* **BRIEF**:
Go through the records and extract every line with the word "eeeeee".

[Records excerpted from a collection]
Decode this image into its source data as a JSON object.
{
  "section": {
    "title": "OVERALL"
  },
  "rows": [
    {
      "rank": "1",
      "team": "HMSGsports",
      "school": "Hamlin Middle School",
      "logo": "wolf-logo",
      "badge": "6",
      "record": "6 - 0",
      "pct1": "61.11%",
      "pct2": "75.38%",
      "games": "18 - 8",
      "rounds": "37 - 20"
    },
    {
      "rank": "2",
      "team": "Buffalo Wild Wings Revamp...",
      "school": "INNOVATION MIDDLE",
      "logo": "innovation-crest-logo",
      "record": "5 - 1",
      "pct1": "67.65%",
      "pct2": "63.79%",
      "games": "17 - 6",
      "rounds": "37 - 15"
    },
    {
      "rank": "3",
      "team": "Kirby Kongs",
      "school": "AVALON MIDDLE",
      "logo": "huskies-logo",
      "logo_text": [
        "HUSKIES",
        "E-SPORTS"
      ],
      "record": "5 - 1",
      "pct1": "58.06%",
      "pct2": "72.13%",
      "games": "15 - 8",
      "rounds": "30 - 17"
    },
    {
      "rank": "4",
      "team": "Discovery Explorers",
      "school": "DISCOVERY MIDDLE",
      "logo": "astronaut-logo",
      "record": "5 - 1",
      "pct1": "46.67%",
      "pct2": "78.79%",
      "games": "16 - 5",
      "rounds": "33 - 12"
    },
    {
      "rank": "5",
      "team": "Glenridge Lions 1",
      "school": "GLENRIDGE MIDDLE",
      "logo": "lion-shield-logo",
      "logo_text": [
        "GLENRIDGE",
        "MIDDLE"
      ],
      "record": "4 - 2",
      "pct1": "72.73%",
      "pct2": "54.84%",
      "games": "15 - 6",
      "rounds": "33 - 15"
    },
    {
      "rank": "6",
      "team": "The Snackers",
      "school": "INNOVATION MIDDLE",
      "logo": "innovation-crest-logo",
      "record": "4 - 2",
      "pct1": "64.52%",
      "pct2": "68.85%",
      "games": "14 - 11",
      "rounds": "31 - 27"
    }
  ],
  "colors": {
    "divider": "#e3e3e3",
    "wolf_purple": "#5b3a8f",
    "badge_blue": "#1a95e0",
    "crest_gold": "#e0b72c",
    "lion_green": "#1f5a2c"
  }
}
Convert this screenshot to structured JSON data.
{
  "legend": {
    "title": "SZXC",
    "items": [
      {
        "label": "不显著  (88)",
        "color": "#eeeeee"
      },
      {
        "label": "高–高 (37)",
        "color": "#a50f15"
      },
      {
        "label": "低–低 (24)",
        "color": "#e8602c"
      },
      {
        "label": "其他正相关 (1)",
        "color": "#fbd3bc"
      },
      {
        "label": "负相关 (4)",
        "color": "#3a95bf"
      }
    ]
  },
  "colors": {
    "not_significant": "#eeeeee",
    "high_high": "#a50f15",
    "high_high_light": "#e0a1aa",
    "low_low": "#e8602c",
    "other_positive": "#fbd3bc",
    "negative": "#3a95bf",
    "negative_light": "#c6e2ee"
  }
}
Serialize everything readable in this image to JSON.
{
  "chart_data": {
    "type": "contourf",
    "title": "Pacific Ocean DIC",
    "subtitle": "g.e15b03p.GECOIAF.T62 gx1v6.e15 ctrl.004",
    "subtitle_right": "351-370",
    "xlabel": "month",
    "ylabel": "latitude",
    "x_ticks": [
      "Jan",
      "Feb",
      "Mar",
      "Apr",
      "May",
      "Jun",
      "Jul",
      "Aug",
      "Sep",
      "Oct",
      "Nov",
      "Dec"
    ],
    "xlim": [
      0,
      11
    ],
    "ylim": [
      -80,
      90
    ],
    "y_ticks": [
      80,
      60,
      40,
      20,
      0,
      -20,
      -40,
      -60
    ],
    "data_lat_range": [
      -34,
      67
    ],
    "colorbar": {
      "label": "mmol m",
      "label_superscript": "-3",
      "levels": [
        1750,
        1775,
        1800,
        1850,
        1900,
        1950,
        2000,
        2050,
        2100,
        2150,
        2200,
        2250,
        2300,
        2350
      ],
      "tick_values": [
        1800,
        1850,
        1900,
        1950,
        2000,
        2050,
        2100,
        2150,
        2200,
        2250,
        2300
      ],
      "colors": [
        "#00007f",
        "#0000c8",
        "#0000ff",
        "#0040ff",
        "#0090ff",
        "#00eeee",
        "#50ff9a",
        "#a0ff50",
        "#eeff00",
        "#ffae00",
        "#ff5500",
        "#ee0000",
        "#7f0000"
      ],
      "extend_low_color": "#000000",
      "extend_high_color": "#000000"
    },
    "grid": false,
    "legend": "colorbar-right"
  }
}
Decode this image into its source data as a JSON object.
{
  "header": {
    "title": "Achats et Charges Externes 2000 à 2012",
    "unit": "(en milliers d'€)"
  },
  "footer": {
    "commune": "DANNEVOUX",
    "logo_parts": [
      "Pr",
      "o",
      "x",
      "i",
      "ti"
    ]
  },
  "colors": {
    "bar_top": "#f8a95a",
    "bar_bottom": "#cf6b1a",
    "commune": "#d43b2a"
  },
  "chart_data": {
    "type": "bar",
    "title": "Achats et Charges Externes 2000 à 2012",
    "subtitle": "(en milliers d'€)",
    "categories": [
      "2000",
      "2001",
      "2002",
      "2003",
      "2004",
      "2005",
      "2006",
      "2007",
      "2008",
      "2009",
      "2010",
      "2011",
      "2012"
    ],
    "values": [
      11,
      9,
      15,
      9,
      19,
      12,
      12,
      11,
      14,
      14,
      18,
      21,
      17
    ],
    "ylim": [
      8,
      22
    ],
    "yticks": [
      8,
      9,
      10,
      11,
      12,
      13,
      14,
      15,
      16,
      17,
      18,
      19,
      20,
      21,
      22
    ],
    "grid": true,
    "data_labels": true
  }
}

* **PROBLEM SOLUTION**:
        "color": "#eeeeee"
    "not_significant": "#eeeeee",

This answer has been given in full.